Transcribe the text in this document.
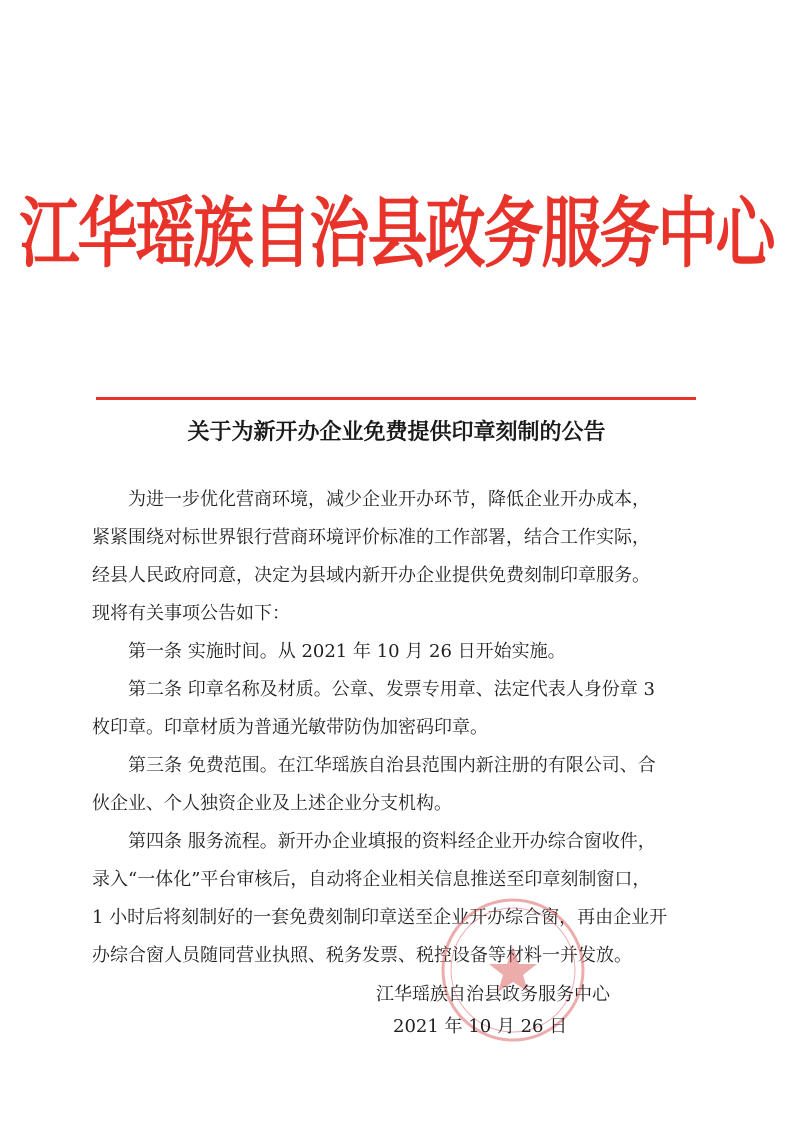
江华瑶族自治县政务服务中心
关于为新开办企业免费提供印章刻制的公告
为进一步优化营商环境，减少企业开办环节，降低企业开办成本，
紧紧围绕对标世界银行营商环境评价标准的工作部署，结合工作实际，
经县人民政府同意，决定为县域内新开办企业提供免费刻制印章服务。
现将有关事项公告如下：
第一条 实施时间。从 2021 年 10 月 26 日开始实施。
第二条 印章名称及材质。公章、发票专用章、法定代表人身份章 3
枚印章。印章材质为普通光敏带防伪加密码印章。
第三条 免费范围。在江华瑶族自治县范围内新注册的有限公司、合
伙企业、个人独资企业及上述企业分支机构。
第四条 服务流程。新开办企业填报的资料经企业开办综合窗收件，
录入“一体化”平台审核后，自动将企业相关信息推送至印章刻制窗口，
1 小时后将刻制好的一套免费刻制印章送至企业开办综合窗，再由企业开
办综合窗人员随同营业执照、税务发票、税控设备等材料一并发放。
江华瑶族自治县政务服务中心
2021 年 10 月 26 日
........
> _Requirements_
Quote the material word for word, dropping any images it holds.

> _Problem solution_
Transcribe the text in this document.
江华瑶族自治县政务服务中心
关于为新开办企业免费提供印章刻制的公告
为进一步优化营商环境，减少企业开办环节，降低企业开办成本，
紧紧围绕对标世界银行营商环境评价标准的工作部署，结合工作实际，
经县人民政府同意，决定为县域内新开办企业提供免费刻制印章服务。
现将有关事项公告如下：
第一条 实施时间。从 2021 年 10 月 26 日开始实施。
第二条 印章名称及材质。公章、发票专用章、法定代表人身份章 3
枚印章。印章材质为普通光敏带防伪加密码印章。
第三条 免费范围。在江华瑶族自治县范围内新注册的有限公司、合
伙企业、个人独资企业及上述企业分支机构。
第四条 服务流程。新开办企业填报的资料经企业开办综合窗收件，
录入“一体化”平台审核后，自动将企业相关信息推送至印章刻制窗口，
1 小时后将刻制好的一套免费刻制印章送至企业开办综合窗，再由企业开
办综合窗人员随同营业执照、税务发票、税控设备等材料一并发放。
江华瑶族自治县政务服务中心
2021 年 10 月 26 日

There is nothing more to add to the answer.